▸ WHAT YOU HAVE TO DO
Count every line that holds the string "mass", and report the number alone.

▸ ROWS
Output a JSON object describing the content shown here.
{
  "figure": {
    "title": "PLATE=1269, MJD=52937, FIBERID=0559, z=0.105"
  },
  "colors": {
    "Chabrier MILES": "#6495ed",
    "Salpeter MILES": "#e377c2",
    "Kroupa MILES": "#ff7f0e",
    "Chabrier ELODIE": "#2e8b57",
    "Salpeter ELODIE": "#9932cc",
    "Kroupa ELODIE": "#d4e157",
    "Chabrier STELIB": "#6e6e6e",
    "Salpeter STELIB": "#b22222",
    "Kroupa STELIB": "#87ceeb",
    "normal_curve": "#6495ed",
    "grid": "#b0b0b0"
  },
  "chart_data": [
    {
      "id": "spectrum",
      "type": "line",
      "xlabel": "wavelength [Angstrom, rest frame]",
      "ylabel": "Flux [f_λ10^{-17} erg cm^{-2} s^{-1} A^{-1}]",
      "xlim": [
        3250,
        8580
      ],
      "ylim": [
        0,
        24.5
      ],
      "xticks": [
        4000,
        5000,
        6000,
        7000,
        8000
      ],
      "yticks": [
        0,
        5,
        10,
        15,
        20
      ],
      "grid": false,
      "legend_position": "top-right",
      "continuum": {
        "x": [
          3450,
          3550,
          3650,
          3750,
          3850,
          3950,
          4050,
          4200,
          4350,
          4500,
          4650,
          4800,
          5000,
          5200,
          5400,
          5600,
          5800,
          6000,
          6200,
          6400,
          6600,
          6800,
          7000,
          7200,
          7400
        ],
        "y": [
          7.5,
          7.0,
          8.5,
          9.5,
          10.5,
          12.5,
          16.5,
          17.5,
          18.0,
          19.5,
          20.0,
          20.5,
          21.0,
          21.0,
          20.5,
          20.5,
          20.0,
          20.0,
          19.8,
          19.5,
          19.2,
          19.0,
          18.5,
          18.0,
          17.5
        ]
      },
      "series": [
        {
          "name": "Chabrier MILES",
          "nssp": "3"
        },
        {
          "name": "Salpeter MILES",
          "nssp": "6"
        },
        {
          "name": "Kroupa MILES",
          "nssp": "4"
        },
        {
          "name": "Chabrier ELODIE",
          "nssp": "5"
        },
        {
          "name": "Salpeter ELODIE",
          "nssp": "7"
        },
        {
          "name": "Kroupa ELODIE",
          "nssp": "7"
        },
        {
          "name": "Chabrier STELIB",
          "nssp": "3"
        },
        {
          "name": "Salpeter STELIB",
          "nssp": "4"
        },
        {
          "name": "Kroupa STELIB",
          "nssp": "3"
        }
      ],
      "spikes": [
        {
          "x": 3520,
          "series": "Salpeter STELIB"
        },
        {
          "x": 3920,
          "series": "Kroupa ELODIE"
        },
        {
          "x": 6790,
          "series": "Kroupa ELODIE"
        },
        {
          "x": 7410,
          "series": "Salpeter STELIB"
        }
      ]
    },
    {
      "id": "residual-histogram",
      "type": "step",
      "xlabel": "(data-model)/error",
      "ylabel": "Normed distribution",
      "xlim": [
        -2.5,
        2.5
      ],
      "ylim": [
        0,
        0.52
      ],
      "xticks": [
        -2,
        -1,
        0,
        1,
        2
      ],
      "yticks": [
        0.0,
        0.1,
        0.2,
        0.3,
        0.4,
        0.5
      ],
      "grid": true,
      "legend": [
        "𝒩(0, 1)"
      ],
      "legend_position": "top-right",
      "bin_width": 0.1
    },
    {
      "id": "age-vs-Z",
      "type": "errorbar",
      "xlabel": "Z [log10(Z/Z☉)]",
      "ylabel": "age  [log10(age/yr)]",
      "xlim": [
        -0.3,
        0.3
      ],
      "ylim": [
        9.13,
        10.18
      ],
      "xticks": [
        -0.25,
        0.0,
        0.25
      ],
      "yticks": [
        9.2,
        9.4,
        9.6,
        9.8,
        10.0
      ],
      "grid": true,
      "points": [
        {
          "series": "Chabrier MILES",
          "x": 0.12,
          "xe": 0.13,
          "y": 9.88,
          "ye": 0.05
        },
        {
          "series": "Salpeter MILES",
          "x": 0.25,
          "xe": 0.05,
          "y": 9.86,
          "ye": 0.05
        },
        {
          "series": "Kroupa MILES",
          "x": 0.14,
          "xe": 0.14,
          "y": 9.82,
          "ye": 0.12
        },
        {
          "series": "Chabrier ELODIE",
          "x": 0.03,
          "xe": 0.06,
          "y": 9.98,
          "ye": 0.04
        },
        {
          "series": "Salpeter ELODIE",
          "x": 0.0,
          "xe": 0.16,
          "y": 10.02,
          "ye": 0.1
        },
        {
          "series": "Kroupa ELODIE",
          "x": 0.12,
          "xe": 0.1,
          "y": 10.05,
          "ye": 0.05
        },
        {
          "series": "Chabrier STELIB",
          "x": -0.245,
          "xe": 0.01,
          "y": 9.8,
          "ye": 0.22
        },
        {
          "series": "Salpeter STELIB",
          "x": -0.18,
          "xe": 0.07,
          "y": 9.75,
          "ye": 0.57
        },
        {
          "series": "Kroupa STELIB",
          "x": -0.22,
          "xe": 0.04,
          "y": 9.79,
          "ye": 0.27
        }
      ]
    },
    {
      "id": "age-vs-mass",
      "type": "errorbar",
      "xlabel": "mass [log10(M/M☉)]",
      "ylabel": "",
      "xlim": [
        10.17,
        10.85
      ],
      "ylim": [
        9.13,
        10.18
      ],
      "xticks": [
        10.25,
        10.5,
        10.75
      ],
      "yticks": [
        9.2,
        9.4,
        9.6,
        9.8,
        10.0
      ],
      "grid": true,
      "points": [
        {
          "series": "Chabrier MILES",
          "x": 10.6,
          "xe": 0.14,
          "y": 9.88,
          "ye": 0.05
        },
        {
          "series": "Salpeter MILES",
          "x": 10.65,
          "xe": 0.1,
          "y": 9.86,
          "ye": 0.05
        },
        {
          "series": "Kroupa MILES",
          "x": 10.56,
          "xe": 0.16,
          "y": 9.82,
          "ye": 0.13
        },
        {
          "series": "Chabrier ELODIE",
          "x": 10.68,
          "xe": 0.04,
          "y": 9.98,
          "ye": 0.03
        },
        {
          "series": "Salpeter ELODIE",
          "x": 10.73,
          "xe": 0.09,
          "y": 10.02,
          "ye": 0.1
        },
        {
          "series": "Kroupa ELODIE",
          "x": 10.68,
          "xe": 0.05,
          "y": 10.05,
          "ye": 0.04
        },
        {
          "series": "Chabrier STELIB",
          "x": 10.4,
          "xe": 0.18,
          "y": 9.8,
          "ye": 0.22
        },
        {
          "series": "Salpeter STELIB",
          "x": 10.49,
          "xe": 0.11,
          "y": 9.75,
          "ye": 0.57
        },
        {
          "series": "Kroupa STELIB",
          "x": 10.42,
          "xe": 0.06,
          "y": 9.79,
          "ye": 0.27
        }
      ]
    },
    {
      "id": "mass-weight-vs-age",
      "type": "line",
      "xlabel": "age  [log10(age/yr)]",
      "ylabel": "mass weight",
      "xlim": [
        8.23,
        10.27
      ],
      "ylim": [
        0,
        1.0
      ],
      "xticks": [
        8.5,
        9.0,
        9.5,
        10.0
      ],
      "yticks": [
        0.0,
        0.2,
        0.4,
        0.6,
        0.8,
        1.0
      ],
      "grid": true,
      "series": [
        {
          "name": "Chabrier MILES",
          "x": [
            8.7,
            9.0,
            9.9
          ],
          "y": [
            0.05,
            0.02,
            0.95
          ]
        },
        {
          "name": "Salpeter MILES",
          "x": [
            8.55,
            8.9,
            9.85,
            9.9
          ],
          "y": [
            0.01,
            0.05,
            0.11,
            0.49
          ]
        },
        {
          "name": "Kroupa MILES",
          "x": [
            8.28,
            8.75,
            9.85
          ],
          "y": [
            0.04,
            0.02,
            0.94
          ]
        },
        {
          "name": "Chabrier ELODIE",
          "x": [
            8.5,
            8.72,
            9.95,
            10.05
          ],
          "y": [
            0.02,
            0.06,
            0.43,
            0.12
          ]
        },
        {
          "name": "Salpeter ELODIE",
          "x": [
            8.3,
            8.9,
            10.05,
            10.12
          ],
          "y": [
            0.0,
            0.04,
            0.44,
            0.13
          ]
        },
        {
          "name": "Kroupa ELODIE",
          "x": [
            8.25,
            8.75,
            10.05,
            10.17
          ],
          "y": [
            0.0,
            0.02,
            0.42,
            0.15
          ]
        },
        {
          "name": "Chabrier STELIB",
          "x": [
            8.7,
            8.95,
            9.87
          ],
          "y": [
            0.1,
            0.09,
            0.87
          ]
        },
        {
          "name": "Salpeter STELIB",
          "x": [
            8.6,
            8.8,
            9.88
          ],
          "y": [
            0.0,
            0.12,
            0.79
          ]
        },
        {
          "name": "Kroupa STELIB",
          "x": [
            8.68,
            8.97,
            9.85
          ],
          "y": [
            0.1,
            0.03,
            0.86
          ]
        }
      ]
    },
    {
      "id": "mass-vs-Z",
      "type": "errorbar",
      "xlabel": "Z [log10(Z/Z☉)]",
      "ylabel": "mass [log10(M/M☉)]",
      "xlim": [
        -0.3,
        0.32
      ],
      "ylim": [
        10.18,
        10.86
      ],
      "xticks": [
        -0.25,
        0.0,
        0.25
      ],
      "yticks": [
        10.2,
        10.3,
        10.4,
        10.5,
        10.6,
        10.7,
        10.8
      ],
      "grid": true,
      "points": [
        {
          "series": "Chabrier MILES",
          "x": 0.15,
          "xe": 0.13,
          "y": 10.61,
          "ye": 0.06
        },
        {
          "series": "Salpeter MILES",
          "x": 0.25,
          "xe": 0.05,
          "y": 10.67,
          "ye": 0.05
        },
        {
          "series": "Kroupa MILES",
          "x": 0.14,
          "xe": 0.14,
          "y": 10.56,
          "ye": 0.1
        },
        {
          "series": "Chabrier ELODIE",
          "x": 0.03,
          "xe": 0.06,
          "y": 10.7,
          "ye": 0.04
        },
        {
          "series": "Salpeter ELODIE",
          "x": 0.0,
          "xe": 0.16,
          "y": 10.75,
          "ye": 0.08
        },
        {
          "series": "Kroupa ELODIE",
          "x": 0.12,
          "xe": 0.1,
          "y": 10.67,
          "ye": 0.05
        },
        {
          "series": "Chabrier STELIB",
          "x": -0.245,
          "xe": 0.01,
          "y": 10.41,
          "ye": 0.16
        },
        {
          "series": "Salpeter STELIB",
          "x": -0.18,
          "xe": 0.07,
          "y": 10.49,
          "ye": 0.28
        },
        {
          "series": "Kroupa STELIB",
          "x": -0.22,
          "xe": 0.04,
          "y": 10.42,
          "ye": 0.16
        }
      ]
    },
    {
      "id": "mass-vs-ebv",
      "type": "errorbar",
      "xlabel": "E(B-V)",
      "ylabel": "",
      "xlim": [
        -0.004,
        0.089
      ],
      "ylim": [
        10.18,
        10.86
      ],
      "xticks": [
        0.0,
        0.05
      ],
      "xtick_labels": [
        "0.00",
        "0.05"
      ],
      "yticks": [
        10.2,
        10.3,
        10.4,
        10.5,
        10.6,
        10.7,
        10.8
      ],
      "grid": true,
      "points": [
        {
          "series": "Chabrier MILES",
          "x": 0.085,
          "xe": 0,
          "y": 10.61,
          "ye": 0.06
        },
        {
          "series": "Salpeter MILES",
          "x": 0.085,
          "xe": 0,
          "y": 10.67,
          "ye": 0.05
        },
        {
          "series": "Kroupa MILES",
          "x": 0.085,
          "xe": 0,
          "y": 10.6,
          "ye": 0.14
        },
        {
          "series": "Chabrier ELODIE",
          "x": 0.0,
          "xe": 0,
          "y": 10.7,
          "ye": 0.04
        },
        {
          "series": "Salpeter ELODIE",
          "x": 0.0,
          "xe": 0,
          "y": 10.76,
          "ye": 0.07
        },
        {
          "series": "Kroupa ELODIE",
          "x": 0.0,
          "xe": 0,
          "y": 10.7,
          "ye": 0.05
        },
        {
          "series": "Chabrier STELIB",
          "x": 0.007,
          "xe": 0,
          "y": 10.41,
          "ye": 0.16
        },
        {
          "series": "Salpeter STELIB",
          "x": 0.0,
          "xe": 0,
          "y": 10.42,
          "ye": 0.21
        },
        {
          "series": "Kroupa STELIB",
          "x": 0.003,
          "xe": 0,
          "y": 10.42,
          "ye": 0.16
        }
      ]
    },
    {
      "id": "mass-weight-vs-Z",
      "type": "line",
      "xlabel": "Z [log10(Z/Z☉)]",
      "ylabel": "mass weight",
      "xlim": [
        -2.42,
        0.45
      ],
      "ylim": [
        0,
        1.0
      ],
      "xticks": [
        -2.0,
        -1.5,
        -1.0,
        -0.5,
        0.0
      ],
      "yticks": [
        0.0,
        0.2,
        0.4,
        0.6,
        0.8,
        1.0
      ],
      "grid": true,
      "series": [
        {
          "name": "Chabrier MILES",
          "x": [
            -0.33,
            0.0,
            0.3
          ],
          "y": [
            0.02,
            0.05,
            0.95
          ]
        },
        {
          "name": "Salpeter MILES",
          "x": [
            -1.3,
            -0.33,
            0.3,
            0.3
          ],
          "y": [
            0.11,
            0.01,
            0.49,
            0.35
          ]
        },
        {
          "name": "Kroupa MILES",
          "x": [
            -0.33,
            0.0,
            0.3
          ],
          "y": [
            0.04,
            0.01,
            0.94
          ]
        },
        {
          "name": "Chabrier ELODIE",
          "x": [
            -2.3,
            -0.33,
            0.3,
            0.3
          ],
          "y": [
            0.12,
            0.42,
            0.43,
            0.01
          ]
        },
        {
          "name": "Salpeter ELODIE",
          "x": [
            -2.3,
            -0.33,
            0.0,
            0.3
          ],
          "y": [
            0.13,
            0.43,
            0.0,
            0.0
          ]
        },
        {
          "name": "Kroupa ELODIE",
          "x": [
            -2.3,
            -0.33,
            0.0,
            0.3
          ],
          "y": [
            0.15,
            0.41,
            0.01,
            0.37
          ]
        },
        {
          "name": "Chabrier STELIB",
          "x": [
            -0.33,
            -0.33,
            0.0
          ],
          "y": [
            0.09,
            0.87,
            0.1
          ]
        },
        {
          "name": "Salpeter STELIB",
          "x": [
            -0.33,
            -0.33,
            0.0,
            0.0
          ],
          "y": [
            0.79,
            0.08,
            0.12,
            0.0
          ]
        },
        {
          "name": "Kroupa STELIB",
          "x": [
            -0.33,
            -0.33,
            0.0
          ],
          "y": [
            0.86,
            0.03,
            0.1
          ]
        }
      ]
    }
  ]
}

▸ COMPLETED EXERCISE
9